*Material supplied*:
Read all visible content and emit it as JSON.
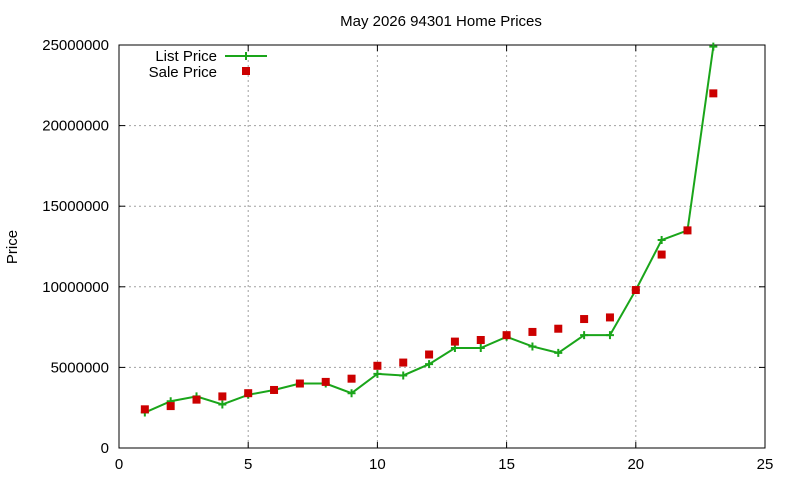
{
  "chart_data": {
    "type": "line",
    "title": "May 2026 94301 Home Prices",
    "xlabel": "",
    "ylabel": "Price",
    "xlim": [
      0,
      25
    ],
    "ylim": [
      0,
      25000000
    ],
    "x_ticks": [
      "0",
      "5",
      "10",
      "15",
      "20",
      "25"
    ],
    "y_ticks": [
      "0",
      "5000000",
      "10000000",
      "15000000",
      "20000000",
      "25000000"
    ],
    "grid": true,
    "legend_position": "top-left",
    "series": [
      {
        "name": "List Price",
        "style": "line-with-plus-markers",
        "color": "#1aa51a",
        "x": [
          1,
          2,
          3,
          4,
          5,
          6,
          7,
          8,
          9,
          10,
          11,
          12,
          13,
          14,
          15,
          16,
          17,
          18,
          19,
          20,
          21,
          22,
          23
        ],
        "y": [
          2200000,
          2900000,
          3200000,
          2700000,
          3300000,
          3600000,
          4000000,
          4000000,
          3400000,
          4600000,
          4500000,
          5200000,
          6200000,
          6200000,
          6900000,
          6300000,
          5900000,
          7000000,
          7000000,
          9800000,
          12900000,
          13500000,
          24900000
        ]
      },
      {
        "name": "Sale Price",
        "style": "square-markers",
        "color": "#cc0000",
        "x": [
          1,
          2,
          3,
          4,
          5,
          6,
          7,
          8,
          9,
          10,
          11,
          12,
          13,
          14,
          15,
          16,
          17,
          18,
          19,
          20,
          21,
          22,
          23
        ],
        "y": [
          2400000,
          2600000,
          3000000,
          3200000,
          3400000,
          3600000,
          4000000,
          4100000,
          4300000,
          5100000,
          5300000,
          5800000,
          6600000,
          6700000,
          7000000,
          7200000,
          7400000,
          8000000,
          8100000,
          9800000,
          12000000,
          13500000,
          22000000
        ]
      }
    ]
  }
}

*What the exercise asks*:
Repeat the records above exactly, leaving out the pictures.

*Complete output*:
Read all visible content and emit it as JSON.
{
  "chart_data": {
    "type": "line",
    "title": "May 2026 94301 Home Prices",
    "xlabel": "",
    "ylabel": "Price",
    "xlim": [
      0,
      25
    ],
    "ylim": [
      0,
      25000000
    ],
    "x_ticks": [
      "0",
      "5",
      "10",
      "15",
      "20",
      "25"
    ],
    "y_ticks": [
      "0",
      "5000000",
      "10000000",
      "15000000",
      "20000000",
      "25000000"
    ],
    "grid": true,
    "legend_position": "top-left",
    "series": [
      {
        "name": "List Price",
        "style": "line-with-plus-markers",
        "color": "#1aa51a",
        "x": [
          1,
          2,
          3,
          4,
          5,
          6,
          7,
          8,
          9,
          10,
          11,
          12,
          13,
          14,
          15,
          16,
          17,
          18,
          19,
          20,
          21,
          22,
          23
        ],
        "y": [
          2200000,
          2900000,
          3200000,
          2700000,
          3300000,
          3600000,
          4000000,
          4000000,
          3400000,
          4600000,
          4500000,
          5200000,
          6200000,
          6200000,
          6900000,
          6300000,
          5900000,
          7000000,
          7000000,
          9800000,
          12900000,
          13500000,
          24900000
        ]
      },
      {
        "name": "Sale Price",
        "style": "square-markers",
        "color": "#cc0000",
        "x": [
          1,
          2,
          3,
          4,
          5,
          6,
          7,
          8,
          9,
          10,
          11,
          12,
          13,
          14,
          15,
          16,
          17,
          18,
          19,
          20,
          21,
          22,
          23
        ],
        "y": [
          2400000,
          2600000,
          3000000,
          3200000,
          3400000,
          3600000,
          4000000,
          4100000,
          4300000,
          5100000,
          5300000,
          5800000,
          6600000,
          6700000,
          7000000,
          7200000,
          7400000,
          8000000,
          8100000,
          9800000,
          12000000,
          13500000,
          22000000
        ]
      }
    ]
  }
}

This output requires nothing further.